(Records from a collection)
━━━━━━━━━━━━━━━━━━━━━━━━━━━━━━
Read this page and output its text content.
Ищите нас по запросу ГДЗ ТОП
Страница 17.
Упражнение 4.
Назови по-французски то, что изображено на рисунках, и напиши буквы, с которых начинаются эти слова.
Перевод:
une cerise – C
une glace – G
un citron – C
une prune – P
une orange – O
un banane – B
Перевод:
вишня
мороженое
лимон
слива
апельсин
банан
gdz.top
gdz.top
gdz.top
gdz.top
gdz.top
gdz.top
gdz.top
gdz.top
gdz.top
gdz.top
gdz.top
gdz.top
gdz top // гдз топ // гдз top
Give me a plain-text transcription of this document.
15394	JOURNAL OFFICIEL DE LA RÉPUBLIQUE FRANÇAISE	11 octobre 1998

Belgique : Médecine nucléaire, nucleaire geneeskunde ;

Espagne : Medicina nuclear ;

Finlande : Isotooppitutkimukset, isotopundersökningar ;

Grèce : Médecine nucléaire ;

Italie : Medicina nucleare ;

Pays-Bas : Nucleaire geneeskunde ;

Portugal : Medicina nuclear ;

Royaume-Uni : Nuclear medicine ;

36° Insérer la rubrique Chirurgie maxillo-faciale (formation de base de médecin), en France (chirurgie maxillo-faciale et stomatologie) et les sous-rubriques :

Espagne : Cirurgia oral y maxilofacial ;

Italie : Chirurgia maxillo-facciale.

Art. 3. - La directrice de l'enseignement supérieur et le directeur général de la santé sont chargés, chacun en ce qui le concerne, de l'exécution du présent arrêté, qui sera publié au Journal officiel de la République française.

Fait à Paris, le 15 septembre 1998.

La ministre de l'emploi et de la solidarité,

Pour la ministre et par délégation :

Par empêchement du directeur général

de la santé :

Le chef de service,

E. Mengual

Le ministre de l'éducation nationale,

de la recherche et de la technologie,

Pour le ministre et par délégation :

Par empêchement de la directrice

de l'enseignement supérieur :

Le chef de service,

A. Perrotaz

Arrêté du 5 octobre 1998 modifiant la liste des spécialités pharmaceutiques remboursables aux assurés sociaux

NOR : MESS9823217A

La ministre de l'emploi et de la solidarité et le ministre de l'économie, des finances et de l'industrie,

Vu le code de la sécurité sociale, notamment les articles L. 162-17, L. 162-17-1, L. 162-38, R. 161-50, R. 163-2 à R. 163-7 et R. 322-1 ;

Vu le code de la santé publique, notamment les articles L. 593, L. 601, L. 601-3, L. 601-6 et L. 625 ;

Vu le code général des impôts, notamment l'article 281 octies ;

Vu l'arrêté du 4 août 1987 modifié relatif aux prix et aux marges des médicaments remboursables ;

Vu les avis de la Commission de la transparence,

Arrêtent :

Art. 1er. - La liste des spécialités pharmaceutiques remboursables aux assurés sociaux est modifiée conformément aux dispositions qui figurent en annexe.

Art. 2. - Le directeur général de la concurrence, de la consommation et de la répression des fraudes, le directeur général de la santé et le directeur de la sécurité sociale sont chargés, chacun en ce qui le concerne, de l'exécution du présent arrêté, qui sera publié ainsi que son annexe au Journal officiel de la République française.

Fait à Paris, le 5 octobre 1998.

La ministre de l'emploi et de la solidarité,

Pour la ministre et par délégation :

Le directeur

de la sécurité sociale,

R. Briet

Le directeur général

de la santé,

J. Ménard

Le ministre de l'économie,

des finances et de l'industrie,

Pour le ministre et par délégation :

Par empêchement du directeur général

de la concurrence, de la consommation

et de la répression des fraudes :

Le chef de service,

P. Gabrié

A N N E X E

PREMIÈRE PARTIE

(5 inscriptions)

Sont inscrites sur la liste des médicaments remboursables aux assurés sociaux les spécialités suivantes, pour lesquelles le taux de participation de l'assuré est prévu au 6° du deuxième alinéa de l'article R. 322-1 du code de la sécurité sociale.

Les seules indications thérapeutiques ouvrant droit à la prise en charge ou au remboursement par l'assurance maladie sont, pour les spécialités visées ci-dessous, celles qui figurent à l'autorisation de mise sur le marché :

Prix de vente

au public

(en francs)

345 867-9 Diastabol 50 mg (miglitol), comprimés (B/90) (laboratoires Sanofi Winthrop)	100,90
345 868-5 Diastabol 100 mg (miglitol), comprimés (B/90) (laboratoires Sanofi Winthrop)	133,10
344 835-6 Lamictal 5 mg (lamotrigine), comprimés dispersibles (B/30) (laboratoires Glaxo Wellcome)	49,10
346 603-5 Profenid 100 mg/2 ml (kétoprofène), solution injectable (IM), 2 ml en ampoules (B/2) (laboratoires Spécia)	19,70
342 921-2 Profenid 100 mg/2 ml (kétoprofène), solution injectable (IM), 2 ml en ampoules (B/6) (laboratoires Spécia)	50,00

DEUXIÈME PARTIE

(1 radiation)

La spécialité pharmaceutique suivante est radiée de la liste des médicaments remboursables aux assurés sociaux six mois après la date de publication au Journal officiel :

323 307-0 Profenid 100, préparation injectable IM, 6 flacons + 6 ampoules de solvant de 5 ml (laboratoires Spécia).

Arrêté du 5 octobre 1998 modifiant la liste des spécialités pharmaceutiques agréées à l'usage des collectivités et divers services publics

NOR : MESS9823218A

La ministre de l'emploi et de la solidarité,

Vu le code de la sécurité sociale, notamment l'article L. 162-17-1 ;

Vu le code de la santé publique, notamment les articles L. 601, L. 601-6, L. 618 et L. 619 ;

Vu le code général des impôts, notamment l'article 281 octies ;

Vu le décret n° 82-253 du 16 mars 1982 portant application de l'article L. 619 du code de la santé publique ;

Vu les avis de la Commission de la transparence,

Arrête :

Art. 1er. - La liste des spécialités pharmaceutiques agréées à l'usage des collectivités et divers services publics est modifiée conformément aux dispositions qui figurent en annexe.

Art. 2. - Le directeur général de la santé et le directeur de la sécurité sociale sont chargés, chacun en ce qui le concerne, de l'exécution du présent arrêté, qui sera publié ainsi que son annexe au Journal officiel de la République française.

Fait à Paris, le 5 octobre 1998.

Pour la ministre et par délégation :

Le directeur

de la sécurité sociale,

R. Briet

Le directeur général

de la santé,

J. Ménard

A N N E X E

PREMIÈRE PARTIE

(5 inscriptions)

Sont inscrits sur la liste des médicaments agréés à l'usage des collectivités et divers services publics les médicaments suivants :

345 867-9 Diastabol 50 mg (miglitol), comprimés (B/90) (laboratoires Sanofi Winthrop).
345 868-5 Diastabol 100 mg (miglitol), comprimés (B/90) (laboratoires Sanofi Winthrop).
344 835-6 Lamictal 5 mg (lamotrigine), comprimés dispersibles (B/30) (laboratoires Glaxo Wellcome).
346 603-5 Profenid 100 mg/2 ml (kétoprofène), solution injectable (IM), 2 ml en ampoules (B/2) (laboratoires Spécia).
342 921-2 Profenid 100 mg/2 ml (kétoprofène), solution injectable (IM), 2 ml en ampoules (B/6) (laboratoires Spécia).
━━━━━━━━━━━━━━━━━━━━━━━━━━━━━━
> What you have to do:
Working from the entries above, return all lines that contain "ampoules".

> Finished task:
346 603-5 Profenid 100 mg/2 ml (kétoprofène), solution injectable (IM), 2 ml en ampoules (B/2) (laboratoires Spécia)	19,70
342 921-2 Profenid 100 mg/2 ml (kétoprofène), solution injectable (IM), 2 ml en ampoules (B/6) (laboratoires Spécia)	50,00
323 307-0 Profenid 100, préparation injectable IM, 6 flacons + 6 ampoules de solvant de 5 ml (laboratoires Spécia).
346 603-5 Profenid 100 mg/2 ml (kétoprofène), solution injectable (IM), 2 ml en ampoules (B/2) (laboratoires Spécia).
342 921-2 Profenid 100 mg/2 ml (kétoprofène), solution injectable (IM), 2 ml en ampoules (B/6) (laboratoires Spécia).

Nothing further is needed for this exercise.